• Given task: Using the material that follows, identify and copy each line with the string "وردت".

• Data for the task:

──────

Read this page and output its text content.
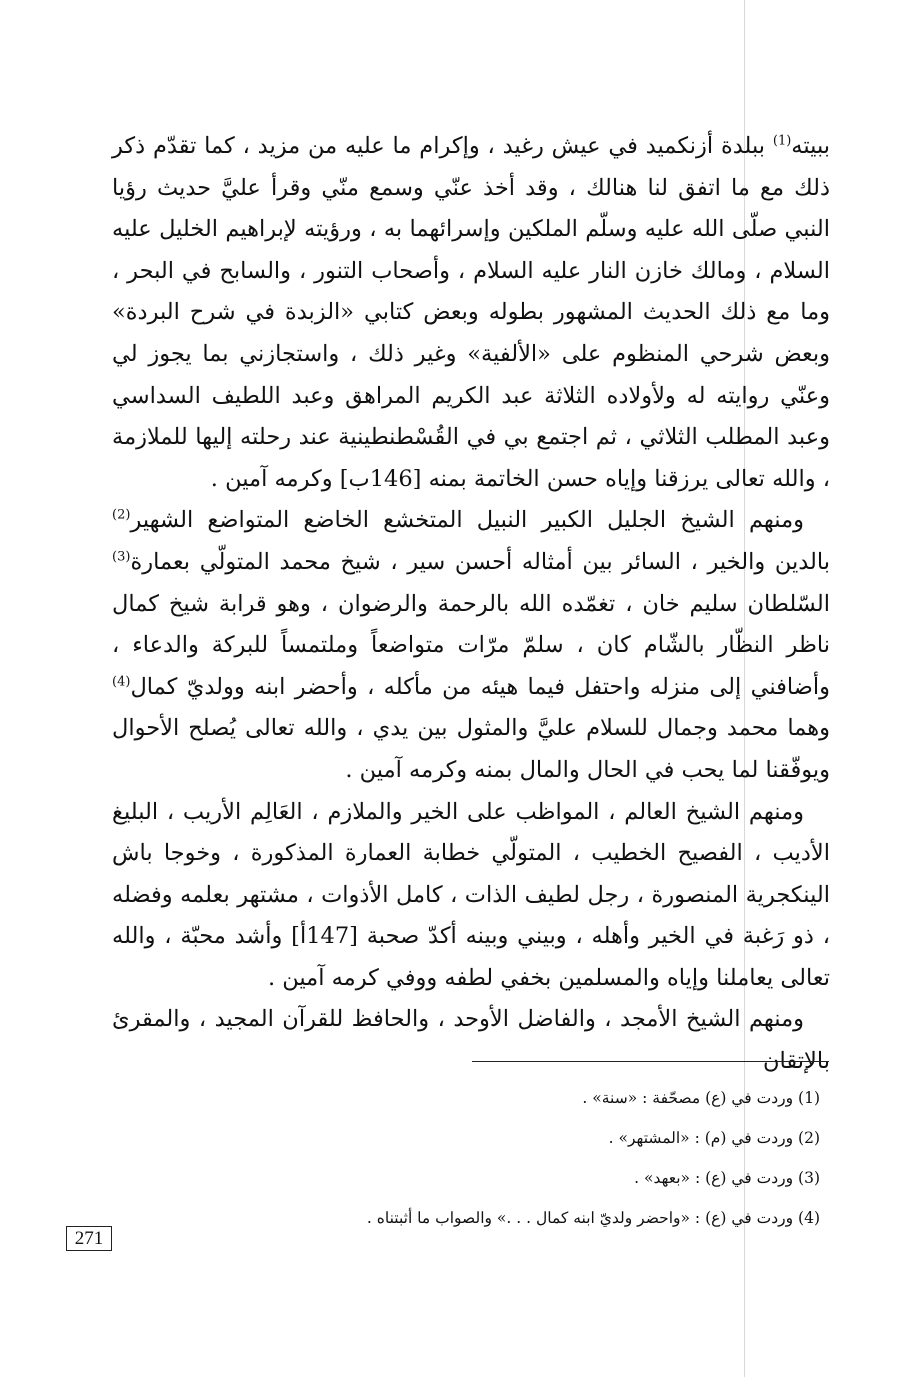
ببيته$^{(1)}$ ببلدة أزنكميد في عيش رغيد ، وإكرام ما عليه من مزيد ، كما تقدّم ذكر ذلك مع ما اتفق لنا هنالك ، وقد أخذ عنّي وسمع منّي وقرأ عليَّ حديث رؤيا النبي صلّى الله عليه وسلّم الملكين وإسرائهما به ، ورؤيته لإبراهيم الخليل عليه السلام ، ومالك خازن النار عليه السلام ، وأصحاب التنور ، والسابح في البحر ، وما مع ذلك الحديث المشهور بطوله وبعض كتابي «الزبدة في شرح البردة» وبعض شرحي المنظوم على «الألفية» وغير ذلك ، واستجازني بما يجوز لي وعنّي روايته له ولأولاده الثلاثة عبد الكريم المراهق وعبد اللطيف السداسي وعبد المطلب الثلاثي ، ثم اجتمع بي في القُسْطنطينية عند رحلته إليها للملازمة ، والله تعالى يرزقنا وإياه حسن الخاتمة بمنه [146ب] وكرمه آمين .

ومنهم الشيخ الجليل الكبير النبيل المتخشع الخاضع المتواضع الشهير$^{(2)}$ بالدين والخير ، السائر بين أمثاله أحسن سير ، شيخ محمد المتولّي بعمارة$^{(3)}$ السّلطان سليم خان ، تغمّده الله بالرحمة والرضوان ، وهو قرابة شيخ كمال ناظر النظّار بالشّام كان ، سلمّ مرّات متواضعاً وملتمساً للبركة والدعاء ، وأضافني إلى منزله واحتفل فيما هيئه من مأكله ، وأحضر ابنه وولديّ كمال$^{(4)}$ وهما محمد وجمال للسلام عليَّ والمثول بين يدي ، والله تعالى يُصلح الأحوال ويوفّقنا لما يحب في الحال والمال بمنه وكرمه آمين .

ومنهم الشيخ العالم ، المواظب على الخير والملازم ، العَالِم الأريب ، البليغ الأديب ، الفصيح الخطيب ، المتولّي خطابة العمارة المذكورة ، وخوجا باش الينكجرية المنصورة ، رجل لطيف الذات ، كامل الأذوات ، مشتهر بعلمه وفضله ، ذو رَغبة في الخير وأهله ، وبيني وبينه أكدّ صحبة [147أ] وأشد محبّة ، والله تعالى يعاملنا وإياه والمسلمين بخفي لطفه ووفي كرمه آمين .

ومنهم الشيخ الأمجد ، والفاضل الأوحد ، والحافظ للقرآن المجيد ، والمقرئ بالإتقان

(1) وردت في (ع) مصحّفة : «سنة» .

(2) وردت في (م) : «المشتهر» .

(3) وردت في (ع) : «بعهد» .

(4) وردت في (ع) : «واحضر ولديّ ابنه كمال . . .» والصواب ما أثبتناه .

271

──────

• Solution for this task:
(1) وردت في (ع) مصحّفة : «سنة» .
(2) وردت في (م) : «المشتهر» .
(3) وردت في (ع) : «بعهد» .
(4) وردت في (ع) : «واحضر ولديّ ابنه كمال . . .» والصواب ما أثبتناه .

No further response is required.